>> START Records for the task

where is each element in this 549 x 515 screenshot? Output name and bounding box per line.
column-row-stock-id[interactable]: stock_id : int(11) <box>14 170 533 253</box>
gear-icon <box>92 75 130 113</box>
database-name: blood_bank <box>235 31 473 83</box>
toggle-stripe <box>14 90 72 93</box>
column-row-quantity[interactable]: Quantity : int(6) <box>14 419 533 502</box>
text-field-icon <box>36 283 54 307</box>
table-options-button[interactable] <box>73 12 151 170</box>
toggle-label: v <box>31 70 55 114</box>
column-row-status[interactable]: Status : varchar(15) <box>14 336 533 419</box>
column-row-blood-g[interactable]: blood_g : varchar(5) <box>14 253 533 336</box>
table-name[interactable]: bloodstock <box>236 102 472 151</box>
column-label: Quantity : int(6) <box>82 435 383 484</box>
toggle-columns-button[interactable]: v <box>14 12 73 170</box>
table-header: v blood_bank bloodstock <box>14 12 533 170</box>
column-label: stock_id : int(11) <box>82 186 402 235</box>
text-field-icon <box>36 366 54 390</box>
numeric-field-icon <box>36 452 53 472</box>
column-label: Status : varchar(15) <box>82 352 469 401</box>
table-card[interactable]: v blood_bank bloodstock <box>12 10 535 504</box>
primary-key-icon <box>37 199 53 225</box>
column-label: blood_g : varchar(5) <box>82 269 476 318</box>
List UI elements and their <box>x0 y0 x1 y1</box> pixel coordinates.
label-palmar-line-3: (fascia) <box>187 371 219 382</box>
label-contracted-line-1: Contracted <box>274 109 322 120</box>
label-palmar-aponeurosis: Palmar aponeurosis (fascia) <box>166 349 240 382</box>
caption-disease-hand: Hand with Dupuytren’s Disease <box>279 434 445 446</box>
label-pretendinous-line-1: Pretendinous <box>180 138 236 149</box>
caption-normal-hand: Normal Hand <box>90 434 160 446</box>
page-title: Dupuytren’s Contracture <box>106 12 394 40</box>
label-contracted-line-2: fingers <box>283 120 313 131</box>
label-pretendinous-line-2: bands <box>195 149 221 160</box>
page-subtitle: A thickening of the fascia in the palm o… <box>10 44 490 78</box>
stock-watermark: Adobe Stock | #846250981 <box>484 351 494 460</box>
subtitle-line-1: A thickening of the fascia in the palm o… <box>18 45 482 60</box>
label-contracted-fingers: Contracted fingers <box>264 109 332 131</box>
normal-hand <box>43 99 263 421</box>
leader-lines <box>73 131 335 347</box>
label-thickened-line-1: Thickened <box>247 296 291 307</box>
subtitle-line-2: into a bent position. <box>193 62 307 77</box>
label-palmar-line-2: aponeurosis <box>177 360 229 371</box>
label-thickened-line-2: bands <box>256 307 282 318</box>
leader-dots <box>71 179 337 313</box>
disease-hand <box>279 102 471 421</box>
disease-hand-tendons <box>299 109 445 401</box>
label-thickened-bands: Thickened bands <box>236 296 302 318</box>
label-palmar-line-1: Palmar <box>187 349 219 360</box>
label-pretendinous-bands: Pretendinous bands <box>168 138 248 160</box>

>> END Records for the task

• What you will do:
Could you return the stretch of the records above, from their start through the line that contains "database-name: blood_bank <box>235", with both ends included and every line copied unchanged?

• Finished task:
where is each element in this 549 x 515 screenshot? Output name and bounding box per line.
column-row-stock-id[interactable]: stock_id : int(11) <box>14 170 533 253</box>
gear-icon <box>92 75 130 113</box>
database-name: blood_bank <box>235 31 473 83</box>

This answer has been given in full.